# [Data]
• • • •

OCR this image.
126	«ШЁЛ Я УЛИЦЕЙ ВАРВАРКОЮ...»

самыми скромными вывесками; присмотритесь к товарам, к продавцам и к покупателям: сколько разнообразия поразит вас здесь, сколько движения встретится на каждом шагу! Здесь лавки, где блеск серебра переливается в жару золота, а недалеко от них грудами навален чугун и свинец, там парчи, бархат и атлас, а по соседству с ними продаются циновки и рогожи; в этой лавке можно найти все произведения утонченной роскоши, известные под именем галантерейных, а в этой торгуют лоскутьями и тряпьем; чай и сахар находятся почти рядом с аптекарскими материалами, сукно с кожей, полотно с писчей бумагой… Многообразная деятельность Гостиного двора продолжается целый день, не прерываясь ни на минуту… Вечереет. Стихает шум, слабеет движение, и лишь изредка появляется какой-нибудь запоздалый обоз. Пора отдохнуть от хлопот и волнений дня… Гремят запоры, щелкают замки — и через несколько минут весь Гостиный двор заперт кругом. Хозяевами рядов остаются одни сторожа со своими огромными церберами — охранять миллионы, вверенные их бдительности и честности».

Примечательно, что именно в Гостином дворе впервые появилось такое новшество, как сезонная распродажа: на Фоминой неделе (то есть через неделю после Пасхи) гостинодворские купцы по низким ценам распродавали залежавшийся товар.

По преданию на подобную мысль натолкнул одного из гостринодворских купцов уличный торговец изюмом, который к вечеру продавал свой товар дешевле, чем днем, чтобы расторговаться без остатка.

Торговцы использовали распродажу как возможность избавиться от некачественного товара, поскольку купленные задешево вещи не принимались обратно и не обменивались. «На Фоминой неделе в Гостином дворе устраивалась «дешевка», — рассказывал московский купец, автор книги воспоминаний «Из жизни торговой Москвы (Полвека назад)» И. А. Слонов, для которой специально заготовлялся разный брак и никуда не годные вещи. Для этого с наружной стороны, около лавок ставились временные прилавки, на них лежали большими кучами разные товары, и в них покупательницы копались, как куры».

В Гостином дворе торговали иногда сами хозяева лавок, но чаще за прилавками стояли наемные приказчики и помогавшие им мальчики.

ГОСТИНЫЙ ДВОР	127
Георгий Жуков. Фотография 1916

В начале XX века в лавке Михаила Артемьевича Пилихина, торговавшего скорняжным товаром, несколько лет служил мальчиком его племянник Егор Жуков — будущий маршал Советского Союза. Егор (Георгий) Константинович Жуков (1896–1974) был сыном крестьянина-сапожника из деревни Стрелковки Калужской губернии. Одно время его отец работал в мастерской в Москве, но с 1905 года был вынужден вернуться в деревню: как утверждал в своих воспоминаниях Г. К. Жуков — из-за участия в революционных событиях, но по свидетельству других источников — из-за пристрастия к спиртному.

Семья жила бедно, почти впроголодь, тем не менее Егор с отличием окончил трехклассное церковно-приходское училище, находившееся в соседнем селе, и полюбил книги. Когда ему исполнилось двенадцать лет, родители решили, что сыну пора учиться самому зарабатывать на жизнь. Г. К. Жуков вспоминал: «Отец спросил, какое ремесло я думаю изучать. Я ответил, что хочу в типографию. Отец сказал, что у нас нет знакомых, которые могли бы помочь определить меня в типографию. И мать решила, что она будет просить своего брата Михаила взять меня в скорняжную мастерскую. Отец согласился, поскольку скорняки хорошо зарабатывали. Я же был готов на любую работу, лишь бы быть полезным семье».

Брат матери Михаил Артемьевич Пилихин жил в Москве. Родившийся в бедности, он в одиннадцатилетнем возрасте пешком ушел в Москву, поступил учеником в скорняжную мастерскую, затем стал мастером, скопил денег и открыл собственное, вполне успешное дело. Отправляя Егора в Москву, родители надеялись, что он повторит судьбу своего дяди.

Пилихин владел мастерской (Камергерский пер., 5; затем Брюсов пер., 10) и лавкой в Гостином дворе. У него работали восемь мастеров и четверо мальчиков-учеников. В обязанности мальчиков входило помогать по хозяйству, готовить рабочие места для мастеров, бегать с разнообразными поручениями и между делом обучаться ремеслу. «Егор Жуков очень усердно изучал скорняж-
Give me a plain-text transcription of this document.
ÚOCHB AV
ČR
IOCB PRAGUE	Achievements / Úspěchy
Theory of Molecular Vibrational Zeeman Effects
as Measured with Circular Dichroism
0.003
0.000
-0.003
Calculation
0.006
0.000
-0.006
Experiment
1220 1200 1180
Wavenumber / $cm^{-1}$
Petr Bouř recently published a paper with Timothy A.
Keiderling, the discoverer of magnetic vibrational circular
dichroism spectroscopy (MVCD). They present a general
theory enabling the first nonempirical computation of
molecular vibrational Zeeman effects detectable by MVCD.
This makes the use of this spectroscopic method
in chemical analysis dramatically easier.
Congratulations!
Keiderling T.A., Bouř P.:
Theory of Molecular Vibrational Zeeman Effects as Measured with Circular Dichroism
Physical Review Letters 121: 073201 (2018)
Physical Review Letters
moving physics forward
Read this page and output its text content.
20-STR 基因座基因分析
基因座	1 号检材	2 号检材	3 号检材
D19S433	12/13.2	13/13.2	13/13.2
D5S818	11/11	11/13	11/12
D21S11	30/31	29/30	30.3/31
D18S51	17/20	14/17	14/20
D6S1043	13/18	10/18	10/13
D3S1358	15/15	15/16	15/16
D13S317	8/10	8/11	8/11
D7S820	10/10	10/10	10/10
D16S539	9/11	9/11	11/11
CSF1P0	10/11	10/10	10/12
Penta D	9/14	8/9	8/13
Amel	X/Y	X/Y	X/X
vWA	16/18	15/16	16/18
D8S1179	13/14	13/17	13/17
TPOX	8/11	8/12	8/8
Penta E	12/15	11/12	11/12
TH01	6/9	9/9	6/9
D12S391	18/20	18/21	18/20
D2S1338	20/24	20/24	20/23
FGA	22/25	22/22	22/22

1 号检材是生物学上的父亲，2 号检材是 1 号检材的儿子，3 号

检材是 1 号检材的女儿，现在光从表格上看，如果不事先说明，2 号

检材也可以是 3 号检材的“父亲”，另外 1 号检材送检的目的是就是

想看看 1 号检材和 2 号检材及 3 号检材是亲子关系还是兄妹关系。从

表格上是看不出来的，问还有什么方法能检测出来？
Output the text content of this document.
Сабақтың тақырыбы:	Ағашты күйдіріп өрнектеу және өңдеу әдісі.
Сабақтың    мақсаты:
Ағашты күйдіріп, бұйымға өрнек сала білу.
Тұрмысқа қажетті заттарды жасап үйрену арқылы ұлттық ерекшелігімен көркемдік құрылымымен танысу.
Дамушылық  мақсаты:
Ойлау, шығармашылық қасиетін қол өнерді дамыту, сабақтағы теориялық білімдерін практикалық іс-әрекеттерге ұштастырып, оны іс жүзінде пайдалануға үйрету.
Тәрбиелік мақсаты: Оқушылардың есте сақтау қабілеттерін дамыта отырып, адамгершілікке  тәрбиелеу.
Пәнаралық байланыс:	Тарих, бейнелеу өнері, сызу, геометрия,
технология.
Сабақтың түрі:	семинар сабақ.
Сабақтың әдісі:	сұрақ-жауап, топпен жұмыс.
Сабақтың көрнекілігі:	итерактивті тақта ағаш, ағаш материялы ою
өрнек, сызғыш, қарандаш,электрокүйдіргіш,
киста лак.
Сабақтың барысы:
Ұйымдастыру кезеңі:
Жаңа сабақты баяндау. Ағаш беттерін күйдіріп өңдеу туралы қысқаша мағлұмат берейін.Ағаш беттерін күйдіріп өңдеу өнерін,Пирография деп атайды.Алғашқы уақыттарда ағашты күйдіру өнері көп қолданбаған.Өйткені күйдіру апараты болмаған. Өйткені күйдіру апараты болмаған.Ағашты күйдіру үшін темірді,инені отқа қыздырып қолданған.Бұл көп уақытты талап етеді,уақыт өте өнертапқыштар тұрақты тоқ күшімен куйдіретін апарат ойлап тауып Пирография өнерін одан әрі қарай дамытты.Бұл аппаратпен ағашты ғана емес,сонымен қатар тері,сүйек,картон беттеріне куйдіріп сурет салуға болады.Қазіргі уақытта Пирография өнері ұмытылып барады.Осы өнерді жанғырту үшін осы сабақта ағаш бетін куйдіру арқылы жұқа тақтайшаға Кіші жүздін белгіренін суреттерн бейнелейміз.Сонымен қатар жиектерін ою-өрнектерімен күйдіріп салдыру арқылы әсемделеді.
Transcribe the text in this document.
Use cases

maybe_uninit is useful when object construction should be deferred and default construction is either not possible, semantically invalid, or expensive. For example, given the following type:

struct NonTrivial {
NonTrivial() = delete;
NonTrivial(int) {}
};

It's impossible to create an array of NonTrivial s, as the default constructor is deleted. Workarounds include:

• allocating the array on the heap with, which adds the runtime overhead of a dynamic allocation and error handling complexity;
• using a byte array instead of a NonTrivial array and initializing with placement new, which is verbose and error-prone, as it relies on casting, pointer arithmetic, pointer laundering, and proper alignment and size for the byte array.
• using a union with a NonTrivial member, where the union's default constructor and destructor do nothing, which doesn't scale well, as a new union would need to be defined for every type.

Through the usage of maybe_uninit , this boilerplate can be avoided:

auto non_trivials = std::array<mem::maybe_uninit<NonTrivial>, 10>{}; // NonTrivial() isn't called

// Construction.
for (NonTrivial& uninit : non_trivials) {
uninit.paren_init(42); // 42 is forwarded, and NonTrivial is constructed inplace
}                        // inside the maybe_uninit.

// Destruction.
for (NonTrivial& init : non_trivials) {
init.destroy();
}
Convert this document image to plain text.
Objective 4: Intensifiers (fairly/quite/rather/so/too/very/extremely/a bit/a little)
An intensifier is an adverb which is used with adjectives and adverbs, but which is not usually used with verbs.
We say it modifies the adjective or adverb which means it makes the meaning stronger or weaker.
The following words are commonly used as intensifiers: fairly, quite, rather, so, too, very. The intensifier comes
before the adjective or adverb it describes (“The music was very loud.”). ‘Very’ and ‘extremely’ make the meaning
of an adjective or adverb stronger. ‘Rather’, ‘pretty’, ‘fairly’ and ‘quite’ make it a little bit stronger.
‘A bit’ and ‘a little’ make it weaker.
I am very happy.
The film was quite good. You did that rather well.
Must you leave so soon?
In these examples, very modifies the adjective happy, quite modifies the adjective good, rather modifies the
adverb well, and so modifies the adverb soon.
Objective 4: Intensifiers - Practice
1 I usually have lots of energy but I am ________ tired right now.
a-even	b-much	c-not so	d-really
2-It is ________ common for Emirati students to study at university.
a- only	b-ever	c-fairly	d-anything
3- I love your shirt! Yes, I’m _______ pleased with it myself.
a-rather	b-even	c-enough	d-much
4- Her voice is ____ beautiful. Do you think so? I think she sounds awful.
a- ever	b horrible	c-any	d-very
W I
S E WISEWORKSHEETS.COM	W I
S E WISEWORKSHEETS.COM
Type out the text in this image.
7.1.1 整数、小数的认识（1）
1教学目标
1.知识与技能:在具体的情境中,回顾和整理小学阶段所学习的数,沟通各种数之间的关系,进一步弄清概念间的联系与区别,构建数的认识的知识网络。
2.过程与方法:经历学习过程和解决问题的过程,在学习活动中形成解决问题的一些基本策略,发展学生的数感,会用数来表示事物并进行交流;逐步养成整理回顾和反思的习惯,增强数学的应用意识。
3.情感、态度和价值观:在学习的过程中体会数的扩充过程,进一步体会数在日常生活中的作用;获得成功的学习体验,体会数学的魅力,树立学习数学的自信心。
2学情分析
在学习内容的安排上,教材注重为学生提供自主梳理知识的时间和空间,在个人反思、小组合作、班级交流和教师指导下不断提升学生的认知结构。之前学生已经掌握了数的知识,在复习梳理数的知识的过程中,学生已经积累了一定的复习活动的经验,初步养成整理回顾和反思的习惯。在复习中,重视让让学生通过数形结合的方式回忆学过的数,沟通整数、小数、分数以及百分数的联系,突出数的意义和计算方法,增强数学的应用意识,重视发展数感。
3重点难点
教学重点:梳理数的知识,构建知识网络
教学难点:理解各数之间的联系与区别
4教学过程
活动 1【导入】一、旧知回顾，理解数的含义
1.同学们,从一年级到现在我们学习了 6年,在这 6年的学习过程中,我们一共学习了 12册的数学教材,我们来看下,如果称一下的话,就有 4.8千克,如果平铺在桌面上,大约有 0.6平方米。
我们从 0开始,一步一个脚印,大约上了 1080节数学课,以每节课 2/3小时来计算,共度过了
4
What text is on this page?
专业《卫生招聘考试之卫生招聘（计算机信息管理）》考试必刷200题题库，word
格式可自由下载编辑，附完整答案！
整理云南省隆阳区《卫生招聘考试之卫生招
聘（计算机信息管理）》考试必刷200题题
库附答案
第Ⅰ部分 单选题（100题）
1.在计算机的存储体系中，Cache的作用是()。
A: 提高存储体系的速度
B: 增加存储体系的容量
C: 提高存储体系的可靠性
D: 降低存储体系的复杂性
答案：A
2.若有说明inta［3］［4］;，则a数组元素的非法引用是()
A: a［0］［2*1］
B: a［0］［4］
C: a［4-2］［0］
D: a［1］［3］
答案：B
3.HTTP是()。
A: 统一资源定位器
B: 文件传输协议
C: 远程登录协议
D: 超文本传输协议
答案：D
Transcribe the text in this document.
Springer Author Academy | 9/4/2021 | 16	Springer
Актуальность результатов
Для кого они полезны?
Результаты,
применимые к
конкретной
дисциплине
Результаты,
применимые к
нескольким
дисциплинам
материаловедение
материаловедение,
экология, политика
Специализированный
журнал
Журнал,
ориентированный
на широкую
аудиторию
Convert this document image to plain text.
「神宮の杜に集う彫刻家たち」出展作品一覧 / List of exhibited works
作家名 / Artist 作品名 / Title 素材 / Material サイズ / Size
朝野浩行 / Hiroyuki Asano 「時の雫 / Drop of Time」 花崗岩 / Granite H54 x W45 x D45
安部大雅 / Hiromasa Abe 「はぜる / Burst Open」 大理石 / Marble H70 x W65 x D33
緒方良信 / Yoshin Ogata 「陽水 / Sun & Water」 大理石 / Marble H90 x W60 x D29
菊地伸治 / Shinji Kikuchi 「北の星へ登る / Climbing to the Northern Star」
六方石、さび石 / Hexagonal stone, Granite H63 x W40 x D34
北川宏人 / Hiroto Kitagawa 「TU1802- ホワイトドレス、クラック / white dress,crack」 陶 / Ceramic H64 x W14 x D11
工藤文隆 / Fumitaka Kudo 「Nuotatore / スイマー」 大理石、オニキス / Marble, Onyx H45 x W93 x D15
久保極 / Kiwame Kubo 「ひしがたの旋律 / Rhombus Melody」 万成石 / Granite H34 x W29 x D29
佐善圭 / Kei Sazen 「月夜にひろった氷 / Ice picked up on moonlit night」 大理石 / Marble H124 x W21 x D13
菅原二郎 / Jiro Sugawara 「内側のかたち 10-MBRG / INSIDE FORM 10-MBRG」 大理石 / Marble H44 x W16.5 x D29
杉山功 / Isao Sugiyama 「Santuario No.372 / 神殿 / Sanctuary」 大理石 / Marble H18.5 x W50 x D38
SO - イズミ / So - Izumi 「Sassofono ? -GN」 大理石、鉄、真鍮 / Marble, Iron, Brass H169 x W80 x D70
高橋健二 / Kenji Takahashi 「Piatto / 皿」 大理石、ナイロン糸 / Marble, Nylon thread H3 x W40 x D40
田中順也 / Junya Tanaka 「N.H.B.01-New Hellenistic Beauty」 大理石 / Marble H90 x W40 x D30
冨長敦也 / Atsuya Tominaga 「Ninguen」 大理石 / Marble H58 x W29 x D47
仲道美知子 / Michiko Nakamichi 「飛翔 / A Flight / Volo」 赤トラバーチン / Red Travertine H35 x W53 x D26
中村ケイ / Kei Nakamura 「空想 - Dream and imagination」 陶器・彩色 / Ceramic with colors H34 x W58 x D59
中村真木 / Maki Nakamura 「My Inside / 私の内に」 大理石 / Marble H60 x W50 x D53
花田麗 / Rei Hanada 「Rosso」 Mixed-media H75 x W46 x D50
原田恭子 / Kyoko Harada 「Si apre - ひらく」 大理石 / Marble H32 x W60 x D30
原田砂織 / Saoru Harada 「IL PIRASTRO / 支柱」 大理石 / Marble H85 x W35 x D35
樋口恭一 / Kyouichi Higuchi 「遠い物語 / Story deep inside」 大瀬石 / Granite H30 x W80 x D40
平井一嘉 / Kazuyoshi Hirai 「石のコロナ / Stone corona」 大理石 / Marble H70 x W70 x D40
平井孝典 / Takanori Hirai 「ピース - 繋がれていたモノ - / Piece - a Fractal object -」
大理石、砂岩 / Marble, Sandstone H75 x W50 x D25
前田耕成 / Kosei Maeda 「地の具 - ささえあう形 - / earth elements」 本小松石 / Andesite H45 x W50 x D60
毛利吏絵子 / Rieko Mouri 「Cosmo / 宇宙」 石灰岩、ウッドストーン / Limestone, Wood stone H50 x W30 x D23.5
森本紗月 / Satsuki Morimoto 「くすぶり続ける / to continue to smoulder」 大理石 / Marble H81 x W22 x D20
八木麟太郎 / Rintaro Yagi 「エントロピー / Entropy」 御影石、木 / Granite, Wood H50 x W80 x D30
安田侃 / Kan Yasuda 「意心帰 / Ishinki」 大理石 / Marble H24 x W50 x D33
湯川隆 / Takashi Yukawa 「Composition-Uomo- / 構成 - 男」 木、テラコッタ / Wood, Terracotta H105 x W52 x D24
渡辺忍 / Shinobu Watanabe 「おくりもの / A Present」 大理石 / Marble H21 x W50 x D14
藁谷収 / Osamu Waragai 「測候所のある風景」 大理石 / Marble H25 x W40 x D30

• • • •

# [What you need to do]
Check all the records above and select each line where the string "Nakamura" is found.

# [The answer]
中村ケイ / Kei Nakamura 「空想 - Dream and imagination」 陶器・彩色 / Ceramic with colors H34 x W58 x D59
中村真木 / Maki Nakamura 「My Inside / 私の内に」 大理石 / Marble H60 x W50 x D53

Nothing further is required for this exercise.